• TASK GOAL
Indicate only the number of lines in the listing below in which the word "Dhanyāsi" appears.

• PROVIDED INFORMATION

* start *

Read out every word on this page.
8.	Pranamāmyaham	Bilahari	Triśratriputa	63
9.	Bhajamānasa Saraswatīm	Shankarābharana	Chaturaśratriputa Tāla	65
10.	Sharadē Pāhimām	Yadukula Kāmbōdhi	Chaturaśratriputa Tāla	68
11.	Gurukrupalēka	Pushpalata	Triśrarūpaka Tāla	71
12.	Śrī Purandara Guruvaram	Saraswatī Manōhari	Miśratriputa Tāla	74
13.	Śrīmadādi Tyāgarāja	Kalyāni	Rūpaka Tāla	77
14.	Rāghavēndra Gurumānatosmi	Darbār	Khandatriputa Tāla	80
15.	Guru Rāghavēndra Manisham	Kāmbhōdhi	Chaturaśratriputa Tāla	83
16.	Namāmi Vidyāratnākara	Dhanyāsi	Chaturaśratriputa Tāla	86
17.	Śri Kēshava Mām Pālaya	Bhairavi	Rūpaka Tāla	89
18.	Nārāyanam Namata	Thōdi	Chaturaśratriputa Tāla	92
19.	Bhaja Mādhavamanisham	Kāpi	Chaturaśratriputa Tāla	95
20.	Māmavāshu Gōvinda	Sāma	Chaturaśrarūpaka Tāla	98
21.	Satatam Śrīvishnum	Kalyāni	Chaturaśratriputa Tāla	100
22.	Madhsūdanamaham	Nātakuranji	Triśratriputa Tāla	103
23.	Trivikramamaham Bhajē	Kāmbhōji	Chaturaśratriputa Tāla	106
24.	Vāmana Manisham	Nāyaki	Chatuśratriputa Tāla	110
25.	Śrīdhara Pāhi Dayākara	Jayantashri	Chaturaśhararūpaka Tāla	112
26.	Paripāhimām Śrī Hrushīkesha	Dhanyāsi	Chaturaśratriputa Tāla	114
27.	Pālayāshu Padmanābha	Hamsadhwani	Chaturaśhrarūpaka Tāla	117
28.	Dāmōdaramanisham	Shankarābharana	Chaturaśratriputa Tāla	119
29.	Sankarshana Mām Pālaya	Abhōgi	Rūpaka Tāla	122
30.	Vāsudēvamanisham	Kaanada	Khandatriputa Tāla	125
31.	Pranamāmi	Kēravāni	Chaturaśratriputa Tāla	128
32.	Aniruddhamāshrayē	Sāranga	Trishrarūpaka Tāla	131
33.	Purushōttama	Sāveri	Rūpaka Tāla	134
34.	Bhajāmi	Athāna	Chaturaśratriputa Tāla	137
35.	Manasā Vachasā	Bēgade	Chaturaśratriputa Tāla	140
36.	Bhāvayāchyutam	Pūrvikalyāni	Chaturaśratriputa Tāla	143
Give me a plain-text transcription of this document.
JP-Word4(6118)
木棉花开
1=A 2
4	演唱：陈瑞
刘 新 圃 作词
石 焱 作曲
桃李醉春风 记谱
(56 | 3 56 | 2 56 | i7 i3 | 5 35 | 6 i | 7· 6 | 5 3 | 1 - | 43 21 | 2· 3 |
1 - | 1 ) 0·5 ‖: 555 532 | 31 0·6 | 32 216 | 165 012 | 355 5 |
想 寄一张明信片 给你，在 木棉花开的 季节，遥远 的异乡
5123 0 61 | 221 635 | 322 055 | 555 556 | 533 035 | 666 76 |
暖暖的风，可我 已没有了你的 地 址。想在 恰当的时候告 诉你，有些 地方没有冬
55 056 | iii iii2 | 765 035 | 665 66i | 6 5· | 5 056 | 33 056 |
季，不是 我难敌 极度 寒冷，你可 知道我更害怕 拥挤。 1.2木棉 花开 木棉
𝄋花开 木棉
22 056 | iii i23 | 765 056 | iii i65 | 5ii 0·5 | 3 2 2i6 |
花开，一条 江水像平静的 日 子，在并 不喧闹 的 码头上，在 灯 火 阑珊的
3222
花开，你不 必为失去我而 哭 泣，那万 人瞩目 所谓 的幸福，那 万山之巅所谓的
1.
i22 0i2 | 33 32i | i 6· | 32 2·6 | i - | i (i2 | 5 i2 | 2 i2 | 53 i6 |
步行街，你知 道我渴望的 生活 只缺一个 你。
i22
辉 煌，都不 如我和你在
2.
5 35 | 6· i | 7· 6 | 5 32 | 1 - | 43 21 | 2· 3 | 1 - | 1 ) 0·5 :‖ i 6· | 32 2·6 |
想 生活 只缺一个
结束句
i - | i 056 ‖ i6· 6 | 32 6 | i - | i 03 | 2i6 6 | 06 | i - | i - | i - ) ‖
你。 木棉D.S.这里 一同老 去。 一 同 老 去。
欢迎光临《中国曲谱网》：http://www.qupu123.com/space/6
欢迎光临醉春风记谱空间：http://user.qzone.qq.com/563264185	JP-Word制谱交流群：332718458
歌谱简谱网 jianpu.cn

* end *

• SOLUTION TO THE EXERCISE
2